§ RECORDS FOR THIS EXERCISE
.....

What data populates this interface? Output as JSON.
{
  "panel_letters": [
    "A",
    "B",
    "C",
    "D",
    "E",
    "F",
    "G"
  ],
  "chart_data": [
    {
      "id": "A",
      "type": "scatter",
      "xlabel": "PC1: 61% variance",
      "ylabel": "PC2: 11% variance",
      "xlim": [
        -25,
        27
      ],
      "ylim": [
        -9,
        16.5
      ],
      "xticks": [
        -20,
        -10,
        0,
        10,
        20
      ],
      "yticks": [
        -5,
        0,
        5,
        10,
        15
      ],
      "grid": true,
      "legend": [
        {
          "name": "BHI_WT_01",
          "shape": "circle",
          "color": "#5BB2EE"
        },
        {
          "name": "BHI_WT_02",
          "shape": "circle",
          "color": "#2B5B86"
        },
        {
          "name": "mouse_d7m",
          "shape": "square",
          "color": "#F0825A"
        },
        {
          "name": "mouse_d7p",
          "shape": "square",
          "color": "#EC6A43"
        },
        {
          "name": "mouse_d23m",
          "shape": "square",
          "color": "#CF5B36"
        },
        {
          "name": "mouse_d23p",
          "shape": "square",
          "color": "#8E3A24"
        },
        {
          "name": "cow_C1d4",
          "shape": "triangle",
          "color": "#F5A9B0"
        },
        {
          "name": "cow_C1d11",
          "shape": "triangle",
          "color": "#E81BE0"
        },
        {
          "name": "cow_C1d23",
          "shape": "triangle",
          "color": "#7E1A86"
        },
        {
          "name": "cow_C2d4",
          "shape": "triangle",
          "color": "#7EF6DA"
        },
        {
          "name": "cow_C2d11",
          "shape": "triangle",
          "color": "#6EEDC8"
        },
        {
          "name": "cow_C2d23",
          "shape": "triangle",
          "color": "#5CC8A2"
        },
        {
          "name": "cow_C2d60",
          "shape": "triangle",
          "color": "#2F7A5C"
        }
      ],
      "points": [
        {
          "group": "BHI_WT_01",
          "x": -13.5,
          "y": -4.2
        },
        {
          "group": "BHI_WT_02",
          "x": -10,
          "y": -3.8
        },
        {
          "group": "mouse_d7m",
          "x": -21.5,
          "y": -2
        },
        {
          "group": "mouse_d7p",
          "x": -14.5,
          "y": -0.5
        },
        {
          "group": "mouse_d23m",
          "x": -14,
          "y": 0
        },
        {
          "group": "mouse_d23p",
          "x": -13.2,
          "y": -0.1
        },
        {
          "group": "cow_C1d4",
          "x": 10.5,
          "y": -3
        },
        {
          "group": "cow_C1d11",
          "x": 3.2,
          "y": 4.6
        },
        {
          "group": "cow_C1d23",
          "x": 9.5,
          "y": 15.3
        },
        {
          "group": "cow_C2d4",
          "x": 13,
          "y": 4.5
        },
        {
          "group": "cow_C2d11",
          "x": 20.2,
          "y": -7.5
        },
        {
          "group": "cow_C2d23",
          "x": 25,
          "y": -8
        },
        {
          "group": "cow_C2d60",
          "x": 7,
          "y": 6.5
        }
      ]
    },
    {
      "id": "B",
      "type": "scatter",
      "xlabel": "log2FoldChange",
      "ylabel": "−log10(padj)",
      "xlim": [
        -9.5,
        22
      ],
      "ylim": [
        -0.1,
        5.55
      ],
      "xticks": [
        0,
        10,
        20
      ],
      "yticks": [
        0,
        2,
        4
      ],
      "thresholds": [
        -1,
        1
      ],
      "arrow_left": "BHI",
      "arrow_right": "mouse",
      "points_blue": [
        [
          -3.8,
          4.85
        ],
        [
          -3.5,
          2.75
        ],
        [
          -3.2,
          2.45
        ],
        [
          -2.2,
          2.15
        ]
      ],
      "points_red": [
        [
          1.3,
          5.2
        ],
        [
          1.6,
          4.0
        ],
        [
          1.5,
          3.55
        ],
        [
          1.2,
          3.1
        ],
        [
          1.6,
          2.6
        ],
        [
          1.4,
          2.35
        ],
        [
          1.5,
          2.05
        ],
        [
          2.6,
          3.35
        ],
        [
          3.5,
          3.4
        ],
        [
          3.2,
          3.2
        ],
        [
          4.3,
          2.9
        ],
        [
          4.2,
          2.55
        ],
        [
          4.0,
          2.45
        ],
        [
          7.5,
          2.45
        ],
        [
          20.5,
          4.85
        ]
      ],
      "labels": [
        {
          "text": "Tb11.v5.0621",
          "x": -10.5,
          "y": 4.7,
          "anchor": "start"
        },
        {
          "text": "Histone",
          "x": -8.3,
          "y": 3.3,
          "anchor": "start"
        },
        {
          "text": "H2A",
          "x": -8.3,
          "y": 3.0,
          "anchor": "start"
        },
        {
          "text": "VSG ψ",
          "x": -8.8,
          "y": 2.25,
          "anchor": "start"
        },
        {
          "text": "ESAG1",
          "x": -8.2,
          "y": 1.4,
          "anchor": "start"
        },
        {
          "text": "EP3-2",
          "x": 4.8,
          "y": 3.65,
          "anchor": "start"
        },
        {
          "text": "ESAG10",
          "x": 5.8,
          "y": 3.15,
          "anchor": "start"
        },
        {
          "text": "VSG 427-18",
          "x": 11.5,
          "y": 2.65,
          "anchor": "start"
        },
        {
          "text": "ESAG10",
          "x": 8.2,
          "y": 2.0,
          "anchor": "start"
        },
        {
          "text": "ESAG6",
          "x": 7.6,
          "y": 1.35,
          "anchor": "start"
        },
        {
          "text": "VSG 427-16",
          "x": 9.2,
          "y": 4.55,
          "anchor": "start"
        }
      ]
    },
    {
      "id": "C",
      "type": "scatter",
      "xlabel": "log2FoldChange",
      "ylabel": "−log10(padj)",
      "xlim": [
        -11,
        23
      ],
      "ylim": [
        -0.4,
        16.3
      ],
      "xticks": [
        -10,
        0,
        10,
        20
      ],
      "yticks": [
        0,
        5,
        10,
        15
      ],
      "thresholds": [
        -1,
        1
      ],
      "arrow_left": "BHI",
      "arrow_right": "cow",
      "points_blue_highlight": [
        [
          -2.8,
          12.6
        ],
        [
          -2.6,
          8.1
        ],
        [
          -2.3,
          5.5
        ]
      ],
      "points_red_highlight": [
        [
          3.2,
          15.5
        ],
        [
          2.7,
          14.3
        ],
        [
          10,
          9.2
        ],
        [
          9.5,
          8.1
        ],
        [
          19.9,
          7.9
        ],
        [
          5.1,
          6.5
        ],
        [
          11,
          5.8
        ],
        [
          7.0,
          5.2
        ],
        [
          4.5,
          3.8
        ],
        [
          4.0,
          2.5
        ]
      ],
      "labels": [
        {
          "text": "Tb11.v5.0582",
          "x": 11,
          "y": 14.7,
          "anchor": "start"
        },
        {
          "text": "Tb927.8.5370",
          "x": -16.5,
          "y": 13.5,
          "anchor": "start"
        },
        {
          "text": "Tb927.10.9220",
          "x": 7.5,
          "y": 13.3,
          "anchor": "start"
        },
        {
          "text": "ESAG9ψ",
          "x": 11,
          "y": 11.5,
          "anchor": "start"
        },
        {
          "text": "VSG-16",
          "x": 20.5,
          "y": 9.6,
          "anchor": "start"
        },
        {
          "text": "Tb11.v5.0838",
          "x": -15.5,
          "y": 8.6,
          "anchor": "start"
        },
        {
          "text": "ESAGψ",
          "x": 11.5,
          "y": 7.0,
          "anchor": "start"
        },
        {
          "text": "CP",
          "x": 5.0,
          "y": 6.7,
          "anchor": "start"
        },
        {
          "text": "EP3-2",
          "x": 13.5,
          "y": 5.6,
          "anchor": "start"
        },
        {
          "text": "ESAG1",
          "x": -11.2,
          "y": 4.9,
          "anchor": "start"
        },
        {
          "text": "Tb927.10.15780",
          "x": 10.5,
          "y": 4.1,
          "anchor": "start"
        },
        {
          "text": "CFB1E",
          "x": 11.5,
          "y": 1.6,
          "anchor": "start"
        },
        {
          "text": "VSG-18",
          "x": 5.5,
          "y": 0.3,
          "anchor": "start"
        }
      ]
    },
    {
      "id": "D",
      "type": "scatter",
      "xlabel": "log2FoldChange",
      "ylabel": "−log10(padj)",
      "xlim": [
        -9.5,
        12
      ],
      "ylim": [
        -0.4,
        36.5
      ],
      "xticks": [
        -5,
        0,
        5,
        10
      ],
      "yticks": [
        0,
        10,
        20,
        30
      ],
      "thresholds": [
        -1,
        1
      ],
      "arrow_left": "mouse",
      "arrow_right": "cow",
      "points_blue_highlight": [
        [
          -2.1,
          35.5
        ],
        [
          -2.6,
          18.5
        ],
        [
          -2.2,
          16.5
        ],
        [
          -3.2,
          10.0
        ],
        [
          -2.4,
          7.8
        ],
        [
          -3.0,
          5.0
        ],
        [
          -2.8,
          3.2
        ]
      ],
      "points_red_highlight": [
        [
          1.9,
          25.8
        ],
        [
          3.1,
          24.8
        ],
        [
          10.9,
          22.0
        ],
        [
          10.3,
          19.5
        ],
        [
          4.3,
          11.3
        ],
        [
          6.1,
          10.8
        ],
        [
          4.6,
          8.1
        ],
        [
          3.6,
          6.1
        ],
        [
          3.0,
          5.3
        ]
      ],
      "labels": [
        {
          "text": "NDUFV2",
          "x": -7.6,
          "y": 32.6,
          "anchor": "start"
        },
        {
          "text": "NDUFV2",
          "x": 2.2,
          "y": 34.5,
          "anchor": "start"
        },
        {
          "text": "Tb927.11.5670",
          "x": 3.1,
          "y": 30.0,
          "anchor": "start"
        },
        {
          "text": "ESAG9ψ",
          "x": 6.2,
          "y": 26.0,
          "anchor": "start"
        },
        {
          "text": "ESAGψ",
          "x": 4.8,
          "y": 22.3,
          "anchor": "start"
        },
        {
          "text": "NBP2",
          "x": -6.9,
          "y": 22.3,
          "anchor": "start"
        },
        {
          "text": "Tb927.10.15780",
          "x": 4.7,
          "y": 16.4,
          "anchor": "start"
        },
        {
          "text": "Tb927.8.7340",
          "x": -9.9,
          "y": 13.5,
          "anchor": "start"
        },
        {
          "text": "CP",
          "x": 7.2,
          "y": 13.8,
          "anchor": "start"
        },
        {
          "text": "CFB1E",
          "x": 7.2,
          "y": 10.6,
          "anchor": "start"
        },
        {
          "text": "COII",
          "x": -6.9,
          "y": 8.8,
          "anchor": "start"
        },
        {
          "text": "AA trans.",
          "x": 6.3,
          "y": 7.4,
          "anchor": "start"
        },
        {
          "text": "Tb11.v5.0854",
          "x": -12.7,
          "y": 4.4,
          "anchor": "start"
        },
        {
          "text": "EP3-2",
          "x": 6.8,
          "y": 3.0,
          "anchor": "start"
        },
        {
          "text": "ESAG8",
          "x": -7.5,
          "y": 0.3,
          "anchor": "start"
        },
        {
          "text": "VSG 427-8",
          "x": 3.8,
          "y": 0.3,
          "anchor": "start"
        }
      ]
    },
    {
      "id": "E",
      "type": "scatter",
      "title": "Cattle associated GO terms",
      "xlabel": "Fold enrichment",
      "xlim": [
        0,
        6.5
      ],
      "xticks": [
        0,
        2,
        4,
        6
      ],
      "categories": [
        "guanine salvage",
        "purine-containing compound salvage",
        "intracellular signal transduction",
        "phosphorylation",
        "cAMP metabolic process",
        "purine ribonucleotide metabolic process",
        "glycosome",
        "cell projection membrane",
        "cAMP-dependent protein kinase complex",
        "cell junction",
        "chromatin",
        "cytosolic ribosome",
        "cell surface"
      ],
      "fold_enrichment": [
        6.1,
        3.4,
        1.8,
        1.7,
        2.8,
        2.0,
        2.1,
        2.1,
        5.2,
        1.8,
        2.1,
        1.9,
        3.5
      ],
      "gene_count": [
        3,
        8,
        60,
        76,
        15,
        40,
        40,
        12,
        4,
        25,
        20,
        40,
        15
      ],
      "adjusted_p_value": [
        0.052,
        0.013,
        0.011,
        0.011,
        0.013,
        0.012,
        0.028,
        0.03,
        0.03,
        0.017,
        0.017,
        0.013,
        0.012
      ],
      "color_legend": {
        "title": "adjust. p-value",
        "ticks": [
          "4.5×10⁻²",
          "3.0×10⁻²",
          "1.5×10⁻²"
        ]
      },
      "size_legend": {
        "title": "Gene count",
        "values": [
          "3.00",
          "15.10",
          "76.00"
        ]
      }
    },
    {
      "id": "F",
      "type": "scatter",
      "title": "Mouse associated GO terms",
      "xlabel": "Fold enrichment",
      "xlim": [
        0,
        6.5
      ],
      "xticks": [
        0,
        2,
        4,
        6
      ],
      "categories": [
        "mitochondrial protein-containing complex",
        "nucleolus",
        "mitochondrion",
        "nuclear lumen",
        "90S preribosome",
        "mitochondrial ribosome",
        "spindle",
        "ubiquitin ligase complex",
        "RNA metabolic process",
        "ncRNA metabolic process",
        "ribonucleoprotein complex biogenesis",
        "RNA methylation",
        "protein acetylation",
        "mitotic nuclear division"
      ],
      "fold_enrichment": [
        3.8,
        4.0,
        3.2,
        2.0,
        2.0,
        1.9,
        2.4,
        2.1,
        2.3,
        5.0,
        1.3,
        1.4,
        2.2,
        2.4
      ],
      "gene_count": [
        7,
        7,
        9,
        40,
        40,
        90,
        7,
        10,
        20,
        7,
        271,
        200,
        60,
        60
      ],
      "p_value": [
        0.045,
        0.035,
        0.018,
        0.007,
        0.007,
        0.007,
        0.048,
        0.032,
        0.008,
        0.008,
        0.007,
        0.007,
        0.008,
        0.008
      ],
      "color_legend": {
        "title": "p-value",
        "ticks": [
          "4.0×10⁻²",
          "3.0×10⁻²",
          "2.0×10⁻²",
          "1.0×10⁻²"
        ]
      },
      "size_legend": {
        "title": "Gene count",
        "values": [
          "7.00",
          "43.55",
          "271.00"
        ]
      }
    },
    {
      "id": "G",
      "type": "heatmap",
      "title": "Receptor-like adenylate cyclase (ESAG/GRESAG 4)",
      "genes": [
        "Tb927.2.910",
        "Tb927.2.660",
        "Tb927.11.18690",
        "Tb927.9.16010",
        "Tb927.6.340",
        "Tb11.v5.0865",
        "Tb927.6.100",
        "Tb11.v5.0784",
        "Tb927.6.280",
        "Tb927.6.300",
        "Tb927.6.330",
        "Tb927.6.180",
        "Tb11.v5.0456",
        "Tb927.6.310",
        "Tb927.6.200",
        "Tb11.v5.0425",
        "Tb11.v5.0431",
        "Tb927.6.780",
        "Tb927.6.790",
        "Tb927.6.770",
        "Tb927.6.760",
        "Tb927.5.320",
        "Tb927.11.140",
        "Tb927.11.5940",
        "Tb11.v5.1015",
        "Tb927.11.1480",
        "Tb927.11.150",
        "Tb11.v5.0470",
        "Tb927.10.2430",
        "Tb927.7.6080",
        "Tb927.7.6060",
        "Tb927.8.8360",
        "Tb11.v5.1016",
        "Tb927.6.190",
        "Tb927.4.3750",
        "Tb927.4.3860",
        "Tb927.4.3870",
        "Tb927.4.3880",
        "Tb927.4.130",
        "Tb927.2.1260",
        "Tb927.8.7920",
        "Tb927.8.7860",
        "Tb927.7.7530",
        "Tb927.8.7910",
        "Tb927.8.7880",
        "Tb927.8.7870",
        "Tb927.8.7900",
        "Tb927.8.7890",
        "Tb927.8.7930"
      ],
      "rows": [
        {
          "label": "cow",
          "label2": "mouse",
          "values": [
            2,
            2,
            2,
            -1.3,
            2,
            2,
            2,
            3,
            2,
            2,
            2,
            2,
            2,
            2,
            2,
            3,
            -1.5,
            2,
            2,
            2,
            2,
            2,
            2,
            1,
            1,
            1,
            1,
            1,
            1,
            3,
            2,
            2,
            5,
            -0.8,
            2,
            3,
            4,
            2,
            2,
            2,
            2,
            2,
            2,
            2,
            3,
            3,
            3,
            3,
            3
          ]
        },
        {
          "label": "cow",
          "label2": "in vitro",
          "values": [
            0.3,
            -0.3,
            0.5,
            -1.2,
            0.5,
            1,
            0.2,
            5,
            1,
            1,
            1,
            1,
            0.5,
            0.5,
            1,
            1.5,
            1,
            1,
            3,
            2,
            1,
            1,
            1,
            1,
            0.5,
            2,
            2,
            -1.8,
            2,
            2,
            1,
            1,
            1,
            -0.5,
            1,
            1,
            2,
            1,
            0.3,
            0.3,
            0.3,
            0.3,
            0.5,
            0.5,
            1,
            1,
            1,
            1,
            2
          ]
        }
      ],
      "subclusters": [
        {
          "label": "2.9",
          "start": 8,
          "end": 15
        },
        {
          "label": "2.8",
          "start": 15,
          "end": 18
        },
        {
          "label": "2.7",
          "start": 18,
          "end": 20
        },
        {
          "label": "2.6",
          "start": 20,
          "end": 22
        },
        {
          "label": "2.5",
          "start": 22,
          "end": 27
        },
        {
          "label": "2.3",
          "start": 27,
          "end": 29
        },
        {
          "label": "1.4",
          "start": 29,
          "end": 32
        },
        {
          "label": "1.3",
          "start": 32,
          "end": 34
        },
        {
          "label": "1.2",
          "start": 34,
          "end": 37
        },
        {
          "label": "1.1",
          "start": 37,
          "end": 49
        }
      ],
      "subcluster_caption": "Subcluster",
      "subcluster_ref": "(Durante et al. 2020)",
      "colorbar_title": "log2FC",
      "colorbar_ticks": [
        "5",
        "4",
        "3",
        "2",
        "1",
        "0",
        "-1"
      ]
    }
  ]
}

.....

§ YOUR ASSIGNMENT
Which lines of the data above contain the string "variance"? Copy each of them.

§ SOLUTION TO THE EXERCISE
      "xlabel": "PC1: 61% variance",
      "ylabel": "PC2: 11% variance",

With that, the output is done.